Task statement: Give every line of the material again, exactly as written.

Records for the exercise:
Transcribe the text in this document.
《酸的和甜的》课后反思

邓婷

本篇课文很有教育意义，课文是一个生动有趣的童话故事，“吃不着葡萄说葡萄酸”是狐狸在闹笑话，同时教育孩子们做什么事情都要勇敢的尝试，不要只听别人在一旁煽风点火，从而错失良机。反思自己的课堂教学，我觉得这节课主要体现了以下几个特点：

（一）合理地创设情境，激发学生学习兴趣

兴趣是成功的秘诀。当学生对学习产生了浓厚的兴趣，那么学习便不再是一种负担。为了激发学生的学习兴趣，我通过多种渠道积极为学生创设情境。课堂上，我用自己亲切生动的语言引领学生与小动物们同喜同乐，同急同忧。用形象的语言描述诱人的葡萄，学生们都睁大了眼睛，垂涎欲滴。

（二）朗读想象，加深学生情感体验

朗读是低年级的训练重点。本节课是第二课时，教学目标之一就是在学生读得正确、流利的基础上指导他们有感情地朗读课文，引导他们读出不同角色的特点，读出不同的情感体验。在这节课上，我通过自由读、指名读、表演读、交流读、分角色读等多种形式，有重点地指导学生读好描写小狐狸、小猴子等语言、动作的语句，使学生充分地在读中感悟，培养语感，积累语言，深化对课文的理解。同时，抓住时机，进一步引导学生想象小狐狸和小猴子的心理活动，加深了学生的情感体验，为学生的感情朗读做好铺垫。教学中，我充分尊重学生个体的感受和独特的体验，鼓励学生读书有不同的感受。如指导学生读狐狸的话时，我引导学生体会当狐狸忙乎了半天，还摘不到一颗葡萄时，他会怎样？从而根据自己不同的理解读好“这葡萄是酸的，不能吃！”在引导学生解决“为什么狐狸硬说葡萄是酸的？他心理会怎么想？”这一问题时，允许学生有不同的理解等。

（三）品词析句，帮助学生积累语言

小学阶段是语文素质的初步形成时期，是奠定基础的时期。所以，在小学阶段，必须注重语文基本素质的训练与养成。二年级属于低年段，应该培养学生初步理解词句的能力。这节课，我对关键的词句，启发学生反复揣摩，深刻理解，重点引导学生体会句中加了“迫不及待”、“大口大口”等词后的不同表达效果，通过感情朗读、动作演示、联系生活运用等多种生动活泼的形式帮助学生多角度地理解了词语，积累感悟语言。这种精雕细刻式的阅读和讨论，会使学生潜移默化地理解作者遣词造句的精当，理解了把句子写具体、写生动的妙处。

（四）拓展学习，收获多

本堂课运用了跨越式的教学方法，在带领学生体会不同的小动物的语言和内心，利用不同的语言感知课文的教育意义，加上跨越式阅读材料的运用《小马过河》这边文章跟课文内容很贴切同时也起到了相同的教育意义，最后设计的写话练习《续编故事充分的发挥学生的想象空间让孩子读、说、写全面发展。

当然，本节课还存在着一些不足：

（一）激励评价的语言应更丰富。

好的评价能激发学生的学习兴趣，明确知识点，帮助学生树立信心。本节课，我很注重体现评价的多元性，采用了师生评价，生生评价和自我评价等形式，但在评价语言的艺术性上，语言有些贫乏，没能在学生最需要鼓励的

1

Reply to the task:
Transcribe the text in this document.
《酸的和甜的》课后反思

邓婷

本篇课文很有教育意义，课文是一个生动有趣的童话故事，“吃不着葡萄说葡萄酸”是狐狸在闹笑话，同时教育孩子们做什么事情都要勇敢的尝试，不要只听别人在一旁煽风点火，从而错失良机。反思自己的课堂教学，我觉得这节课主要体现了以下几个特点：

（一）合理地创设情境，激发学生学习兴趣

兴趣是成功的秘诀。当学生对学习产生了浓厚的兴趣，那么学习便不再是一种负担。为了激发学生的学习兴趣，我通过多种渠道积极为学生创设情境。课堂上，我用自己亲切生动的语言引领学生与小动物们同喜同乐，同急同忧。用形象的语言描述诱人的葡萄，学生们都睁大了眼睛，垂涎欲滴。

（二）朗读想象，加深学生情感体验

朗读是低年级的训练重点。本节课是第二课时，教学目标之一就是在学生读得正确、流利的基础上指导他们有感情地朗读课文，引导他们读出不同角色的特点，读出不同的情感体验。在这节课上，我通过自由读、指名读、表演读、交流读、分角色读等多种形式，有重点地指导学生读好描写小狐狸、小猴子等语言、动作的语句，使学生充分地在读中感悟，培养语感，积累语言，深化对课文的理解。同时，抓住时机，进一步引导学生想象小狐狸和小猴子的心理活动，加深了学生的情感体验，为学生的感情朗读做好铺垫。教学中，我充分尊重学生个体的感受和独特的体验，鼓励学生读书有不同的感受。如指导学生读狐狸的话时，我引导学生体会当狐狸忙乎了半天，还摘不到一颗葡萄时，他会怎样？从而根据自己不同的理解读好“这葡萄是酸的，不能吃！”在引导学生解决“为什么狐狸硬说葡萄是酸的？他心理会怎么想？”这一问题时，允许学生有不同的理解等。

（三）品词析句，帮助学生积累语言

小学阶段是语文素质的初步形成时期，是奠定基础的时期。所以，在小学阶段，必须注重语文基本素质的训练与养成。二年级属于低年段，应该培养学生初步理解词句的能力。这节课，我对关键的词句，启发学生反复揣摩，深刻理解，重点引导学生体会句中加了“迫不及待”、“大口大口”等词后的不同表达效果，通过感情朗读、动作演示、联系生活运用等多种生动活泼的形式帮助学生多角度地理解了词语，积累感悟语言。这种精雕细刻式的阅读和讨论，会使学生潜移默化地理解作者遣词造句的精当，理解了把句子写具体、写生动的妙处。

（四）拓展学习，收获多

本堂课运用了跨越式的教学方法，在带领学生体会不同的小动物的语言和内心，利用不同的语言感知课文的教育意义，加上跨越式阅读材料的运用《小马过河》这边文章跟课文内容很贴切同时也起到了相同的教育意义，最后设计的写话练习《续编故事充分的发挥学生的想象空间让孩子读、说、写全面发展。

当然，本节课还存在着一些不足：

（一）激励评价的语言应更丰富。

好的评价能激发学生的学习兴趣，明确知识点，帮助学生树立信心。本节课，我很注重体现评价的多元性，采用了师生评价，生生评价和自我评价等形式，但在评价语言的艺术性上，语言有些贫乏，没能在学生最需要鼓励的

1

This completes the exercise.